### Document transcription data
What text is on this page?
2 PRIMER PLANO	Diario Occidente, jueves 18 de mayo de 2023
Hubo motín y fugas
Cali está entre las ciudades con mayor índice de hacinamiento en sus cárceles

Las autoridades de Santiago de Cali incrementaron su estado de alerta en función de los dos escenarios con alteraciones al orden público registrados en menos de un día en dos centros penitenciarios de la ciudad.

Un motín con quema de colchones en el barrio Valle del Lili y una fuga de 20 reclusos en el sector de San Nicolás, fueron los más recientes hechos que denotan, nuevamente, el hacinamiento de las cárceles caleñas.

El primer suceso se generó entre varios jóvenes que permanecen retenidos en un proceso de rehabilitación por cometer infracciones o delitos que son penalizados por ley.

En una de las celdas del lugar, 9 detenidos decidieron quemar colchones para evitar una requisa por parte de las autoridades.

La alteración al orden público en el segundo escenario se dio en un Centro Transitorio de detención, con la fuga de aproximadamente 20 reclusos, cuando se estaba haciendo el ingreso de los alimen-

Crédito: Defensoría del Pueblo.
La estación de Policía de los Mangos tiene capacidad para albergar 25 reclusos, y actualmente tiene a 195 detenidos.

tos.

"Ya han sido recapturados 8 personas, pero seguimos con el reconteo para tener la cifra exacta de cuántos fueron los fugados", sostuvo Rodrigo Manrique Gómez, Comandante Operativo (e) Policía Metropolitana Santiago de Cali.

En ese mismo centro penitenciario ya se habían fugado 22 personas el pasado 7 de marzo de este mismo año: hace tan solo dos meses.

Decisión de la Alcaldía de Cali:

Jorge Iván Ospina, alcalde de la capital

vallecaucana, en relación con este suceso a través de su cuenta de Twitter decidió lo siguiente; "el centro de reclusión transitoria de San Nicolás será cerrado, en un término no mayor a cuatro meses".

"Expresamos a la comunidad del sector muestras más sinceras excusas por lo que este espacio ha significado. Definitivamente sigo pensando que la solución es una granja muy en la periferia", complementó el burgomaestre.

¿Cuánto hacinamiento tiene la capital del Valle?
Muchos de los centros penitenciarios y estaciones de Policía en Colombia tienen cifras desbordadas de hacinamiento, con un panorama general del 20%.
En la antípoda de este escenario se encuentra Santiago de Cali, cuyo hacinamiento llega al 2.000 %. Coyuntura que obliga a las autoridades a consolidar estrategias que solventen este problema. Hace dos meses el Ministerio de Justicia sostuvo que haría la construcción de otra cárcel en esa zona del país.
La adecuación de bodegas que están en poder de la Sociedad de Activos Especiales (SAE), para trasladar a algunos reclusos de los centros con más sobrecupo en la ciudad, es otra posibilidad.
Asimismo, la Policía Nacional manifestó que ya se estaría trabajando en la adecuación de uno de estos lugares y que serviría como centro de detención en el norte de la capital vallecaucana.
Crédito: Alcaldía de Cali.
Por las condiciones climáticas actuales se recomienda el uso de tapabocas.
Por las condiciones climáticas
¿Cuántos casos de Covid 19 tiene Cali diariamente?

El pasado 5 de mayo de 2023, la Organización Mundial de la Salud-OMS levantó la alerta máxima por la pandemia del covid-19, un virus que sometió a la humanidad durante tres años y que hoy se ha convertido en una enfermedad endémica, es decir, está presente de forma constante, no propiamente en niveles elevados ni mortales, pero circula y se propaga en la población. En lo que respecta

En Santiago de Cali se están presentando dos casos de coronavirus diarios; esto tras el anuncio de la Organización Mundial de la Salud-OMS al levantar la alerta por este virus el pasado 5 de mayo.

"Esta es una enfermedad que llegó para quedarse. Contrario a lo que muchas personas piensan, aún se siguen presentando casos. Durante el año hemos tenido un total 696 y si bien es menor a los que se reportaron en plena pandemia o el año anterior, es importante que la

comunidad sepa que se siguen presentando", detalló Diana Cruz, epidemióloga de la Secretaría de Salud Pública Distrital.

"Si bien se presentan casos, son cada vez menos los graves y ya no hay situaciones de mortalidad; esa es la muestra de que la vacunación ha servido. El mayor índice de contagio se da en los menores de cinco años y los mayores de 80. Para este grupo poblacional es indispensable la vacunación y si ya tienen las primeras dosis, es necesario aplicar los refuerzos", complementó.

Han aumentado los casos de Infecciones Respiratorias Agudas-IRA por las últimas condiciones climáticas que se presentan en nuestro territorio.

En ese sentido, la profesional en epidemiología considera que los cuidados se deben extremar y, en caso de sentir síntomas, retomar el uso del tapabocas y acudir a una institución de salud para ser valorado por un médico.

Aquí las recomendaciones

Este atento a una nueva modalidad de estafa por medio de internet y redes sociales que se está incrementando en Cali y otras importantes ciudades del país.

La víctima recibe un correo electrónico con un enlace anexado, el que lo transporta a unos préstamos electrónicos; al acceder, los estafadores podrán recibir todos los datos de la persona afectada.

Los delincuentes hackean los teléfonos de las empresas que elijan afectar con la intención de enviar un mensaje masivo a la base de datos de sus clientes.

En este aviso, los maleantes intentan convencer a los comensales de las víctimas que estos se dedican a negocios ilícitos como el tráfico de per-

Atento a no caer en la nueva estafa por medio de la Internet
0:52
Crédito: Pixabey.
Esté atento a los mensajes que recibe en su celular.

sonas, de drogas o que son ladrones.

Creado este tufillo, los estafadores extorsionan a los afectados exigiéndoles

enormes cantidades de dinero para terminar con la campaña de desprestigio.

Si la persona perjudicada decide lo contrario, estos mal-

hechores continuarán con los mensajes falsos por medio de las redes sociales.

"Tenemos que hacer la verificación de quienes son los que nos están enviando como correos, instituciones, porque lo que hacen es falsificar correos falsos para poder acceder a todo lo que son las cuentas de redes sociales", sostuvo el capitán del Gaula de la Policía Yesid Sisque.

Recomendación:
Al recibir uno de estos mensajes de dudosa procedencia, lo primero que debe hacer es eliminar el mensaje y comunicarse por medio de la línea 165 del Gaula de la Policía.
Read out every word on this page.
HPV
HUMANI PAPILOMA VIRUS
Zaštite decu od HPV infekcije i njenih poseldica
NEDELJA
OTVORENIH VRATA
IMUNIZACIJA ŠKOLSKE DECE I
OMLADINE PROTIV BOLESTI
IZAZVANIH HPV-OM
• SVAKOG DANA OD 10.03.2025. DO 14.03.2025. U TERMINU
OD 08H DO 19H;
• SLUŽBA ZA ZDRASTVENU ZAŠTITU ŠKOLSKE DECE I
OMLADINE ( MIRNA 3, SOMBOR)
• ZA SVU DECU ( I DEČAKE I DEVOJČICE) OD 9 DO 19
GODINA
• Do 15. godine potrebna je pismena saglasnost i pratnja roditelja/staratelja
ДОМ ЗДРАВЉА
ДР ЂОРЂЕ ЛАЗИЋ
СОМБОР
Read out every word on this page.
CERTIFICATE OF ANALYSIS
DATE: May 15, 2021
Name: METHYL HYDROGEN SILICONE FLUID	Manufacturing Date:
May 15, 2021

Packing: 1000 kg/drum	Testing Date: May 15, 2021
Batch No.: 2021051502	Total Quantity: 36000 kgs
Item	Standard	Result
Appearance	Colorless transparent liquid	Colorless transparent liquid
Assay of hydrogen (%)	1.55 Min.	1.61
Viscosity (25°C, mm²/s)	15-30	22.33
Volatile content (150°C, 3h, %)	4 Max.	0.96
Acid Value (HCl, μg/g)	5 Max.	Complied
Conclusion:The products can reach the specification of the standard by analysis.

### EXERCISE
Copy all lines from the entries that contain the word "casos".

### RESULT FOR THIS EXERCISE
¿Cuántos casos de Covid 19 tiene Cali diariamente?
En Santiago de Cali se están presentando dos casos de coronavirus diarios; esto tras el anuncio de la Organización Mundial de la Salud-OMS al levantar la alerta por este virus el pasado 5 de mayo.
"Esta es una enfermedad que llegó para quedarse. Contrario a lo que muchas personas piensan, aún se siguen presentando casos. Durante el año hemos tenido un total 696 y si bien es menor a los que se reportaron en plena pandemia o el año anterior, es importante que la
"Si bien se presentan casos, son cada vez menos los graves y ya no hay situaciones de mortalidad; esa es la muestra de que la vacunación ha servido. El mayor índice de contagio se da en los menores de cinco años y los mayores de 80. Para este grupo poblacional es indispensable la vacunación y si ya tienen las primeras dosis, es necesario aplicar los refuerzos", complementó.
Han aumentado los casos de Infecciones Respiratorias Agudas-IRA por las últimas condiciones climáticas que se presentan en nuestro territorio.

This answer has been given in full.